Required task
Return each line that holds the word "Proton".

Given information
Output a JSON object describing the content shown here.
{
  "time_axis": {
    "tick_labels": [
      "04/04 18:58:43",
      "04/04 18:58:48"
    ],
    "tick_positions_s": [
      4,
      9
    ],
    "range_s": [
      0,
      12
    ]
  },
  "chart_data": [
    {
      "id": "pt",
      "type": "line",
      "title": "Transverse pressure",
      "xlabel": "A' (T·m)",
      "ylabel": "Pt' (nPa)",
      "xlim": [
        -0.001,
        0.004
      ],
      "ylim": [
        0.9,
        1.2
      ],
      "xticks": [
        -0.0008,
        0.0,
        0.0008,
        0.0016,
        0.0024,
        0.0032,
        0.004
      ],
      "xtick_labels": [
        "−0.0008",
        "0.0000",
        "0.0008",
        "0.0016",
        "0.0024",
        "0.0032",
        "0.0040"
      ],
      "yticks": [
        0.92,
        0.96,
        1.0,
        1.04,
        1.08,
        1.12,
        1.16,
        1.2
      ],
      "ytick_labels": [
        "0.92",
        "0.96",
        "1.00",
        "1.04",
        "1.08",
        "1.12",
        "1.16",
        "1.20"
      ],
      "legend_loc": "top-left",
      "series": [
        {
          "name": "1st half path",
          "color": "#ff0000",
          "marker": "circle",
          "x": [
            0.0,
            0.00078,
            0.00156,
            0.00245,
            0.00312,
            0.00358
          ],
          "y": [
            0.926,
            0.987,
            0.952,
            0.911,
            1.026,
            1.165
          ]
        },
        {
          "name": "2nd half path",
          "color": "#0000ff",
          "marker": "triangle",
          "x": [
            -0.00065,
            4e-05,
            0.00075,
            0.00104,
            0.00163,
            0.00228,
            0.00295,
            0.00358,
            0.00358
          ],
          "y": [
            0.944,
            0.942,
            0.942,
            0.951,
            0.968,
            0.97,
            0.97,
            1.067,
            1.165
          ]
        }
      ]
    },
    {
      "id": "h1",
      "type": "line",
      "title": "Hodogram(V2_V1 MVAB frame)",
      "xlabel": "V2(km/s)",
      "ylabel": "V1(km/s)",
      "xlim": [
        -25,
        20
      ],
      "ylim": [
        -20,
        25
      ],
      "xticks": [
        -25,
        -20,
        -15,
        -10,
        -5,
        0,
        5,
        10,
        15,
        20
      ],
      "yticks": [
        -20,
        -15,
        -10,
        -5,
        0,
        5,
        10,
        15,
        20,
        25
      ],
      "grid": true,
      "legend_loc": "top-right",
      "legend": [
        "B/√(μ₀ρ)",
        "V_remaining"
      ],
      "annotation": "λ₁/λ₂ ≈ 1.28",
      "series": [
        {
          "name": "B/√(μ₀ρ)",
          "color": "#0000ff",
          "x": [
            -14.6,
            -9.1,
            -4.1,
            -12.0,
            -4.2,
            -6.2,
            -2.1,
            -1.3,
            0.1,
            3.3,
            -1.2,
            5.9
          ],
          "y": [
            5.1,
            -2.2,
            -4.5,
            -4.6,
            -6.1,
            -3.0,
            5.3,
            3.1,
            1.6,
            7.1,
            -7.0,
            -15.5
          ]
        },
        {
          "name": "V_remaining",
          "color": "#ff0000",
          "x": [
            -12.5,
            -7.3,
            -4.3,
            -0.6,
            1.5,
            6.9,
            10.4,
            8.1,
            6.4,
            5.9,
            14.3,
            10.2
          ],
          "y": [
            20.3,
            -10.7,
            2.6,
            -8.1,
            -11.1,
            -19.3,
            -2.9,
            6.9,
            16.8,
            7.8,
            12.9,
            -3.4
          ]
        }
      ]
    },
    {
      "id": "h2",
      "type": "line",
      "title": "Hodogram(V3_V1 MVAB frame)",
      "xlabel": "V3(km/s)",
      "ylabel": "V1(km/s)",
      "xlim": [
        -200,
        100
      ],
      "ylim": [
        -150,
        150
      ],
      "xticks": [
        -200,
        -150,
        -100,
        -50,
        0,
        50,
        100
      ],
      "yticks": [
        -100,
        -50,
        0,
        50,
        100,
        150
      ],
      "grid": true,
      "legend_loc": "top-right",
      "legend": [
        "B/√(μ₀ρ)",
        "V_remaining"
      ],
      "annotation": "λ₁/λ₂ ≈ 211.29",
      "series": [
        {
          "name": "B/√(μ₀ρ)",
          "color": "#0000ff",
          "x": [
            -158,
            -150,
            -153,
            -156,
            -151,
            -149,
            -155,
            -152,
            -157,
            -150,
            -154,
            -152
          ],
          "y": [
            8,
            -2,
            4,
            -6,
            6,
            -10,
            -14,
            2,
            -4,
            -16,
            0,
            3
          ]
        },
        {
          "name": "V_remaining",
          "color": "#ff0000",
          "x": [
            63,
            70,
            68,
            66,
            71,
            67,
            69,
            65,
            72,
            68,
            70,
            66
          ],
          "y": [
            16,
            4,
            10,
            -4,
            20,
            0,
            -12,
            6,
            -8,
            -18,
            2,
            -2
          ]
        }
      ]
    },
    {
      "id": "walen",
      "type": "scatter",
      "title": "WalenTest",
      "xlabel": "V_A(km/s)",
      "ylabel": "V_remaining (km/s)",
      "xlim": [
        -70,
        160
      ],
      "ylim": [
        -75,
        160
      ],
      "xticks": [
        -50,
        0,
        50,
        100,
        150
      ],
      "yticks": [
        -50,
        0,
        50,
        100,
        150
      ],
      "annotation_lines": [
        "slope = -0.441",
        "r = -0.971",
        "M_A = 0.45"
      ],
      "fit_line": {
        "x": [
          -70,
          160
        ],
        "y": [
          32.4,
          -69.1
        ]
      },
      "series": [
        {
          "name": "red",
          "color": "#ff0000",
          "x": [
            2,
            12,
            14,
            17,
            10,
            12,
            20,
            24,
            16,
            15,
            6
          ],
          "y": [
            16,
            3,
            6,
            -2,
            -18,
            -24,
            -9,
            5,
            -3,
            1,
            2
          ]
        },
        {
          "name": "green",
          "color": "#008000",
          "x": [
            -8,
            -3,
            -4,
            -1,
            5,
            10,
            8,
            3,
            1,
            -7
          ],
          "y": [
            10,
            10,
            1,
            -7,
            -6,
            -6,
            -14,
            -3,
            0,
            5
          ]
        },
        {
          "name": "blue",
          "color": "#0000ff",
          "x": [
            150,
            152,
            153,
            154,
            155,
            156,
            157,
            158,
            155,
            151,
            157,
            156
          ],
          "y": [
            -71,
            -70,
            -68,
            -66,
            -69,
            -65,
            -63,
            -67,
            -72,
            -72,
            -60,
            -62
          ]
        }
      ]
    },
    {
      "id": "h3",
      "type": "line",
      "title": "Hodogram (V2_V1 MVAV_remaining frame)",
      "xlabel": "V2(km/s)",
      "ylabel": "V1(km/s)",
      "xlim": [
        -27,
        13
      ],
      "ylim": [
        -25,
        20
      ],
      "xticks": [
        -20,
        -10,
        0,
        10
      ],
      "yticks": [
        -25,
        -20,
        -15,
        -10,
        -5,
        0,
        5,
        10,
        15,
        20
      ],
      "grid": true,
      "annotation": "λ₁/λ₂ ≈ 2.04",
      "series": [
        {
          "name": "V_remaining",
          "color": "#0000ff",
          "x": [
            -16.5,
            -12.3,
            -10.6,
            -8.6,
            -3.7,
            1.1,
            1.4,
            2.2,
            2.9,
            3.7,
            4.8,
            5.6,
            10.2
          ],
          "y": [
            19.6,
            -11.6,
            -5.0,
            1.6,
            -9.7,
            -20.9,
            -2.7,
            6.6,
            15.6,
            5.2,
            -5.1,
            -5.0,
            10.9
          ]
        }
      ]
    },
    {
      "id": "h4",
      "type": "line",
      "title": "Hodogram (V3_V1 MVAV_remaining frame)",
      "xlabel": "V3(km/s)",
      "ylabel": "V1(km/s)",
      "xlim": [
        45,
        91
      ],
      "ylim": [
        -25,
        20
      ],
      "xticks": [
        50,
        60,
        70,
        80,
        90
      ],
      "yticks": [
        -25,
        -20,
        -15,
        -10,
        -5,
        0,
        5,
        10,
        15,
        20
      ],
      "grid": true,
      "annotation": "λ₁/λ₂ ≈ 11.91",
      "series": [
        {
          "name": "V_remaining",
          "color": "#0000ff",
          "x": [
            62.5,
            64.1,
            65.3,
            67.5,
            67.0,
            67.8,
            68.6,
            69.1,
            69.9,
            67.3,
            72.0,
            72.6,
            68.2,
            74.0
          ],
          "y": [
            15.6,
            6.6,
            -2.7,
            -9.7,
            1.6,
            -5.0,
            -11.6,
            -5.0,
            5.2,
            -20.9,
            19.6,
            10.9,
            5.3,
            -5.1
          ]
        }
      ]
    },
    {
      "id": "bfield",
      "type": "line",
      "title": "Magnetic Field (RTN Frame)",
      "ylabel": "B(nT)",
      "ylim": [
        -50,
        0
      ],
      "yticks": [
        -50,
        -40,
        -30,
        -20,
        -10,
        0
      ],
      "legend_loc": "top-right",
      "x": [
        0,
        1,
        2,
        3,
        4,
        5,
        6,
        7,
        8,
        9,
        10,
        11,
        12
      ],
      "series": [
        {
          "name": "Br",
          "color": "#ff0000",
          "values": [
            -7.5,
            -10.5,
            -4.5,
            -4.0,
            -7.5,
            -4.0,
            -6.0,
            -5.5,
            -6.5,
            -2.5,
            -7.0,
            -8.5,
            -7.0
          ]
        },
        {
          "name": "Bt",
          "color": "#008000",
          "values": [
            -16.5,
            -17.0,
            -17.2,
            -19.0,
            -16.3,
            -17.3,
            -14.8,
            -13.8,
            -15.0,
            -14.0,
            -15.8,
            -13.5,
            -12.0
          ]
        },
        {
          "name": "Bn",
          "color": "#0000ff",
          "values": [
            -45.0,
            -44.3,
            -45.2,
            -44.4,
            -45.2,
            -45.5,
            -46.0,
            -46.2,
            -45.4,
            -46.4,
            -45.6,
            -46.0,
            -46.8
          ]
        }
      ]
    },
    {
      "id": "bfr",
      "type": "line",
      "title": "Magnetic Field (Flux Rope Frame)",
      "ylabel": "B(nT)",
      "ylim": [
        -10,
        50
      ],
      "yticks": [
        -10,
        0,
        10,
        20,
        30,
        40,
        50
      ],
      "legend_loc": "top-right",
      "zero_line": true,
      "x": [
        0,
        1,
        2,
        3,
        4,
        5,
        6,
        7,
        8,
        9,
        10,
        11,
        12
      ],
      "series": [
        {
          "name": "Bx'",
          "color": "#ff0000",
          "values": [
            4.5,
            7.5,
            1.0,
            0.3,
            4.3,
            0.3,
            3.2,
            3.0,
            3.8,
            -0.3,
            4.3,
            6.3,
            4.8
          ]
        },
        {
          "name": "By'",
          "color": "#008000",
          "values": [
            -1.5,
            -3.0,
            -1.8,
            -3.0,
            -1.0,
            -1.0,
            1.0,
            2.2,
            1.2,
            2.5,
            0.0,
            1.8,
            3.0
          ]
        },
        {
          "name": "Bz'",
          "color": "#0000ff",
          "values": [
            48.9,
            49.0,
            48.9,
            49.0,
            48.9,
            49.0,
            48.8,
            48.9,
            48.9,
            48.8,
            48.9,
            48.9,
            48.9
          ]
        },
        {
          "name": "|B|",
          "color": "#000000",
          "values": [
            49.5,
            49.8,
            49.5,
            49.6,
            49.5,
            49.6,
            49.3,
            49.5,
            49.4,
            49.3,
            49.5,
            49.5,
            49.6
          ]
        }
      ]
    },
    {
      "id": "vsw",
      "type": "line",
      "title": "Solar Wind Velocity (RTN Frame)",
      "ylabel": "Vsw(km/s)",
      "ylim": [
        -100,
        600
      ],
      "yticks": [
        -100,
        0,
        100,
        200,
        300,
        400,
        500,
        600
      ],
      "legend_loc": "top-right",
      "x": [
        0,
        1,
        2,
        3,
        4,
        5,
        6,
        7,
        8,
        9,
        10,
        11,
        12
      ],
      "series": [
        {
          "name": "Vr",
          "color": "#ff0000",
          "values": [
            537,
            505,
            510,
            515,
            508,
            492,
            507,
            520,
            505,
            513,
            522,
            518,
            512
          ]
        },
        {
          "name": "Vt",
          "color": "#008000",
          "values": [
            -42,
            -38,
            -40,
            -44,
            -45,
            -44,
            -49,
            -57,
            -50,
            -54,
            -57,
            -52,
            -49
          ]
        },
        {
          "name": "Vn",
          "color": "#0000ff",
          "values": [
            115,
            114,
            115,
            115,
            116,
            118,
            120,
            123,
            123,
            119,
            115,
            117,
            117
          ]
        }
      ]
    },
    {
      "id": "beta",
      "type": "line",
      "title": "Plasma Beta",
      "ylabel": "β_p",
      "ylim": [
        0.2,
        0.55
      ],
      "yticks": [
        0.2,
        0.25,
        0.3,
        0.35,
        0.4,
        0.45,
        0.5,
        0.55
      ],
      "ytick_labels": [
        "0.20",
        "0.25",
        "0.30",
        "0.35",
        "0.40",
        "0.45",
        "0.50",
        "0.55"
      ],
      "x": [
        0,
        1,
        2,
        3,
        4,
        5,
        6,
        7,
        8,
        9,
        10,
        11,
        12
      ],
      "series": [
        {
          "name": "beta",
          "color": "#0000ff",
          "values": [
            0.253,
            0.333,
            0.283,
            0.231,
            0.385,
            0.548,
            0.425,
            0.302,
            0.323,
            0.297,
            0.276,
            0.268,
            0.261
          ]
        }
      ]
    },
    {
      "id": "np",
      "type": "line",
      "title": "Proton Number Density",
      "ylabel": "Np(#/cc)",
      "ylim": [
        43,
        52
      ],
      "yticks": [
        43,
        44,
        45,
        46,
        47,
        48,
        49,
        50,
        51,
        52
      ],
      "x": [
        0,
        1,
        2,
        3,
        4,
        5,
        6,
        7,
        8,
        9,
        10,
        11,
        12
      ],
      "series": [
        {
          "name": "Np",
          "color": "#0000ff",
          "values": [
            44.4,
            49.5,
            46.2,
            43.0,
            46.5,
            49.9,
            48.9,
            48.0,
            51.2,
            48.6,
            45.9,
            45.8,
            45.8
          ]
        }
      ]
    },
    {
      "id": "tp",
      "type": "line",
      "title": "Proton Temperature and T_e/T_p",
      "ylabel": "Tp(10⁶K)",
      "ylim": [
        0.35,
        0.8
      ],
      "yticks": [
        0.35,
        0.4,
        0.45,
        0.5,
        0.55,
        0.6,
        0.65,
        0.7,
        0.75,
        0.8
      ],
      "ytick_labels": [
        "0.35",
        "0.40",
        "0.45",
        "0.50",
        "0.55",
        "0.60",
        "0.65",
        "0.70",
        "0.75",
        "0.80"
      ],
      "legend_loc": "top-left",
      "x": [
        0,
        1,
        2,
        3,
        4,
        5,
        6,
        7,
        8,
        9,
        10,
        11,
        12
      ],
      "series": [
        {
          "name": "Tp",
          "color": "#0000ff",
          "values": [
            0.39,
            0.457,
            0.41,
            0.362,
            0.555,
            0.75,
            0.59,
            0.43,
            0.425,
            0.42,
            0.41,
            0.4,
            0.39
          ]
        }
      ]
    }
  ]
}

Solution to this exercise
      "title": "Proton Number Density",
      "title": "Proton Temperature and T_e/T_p",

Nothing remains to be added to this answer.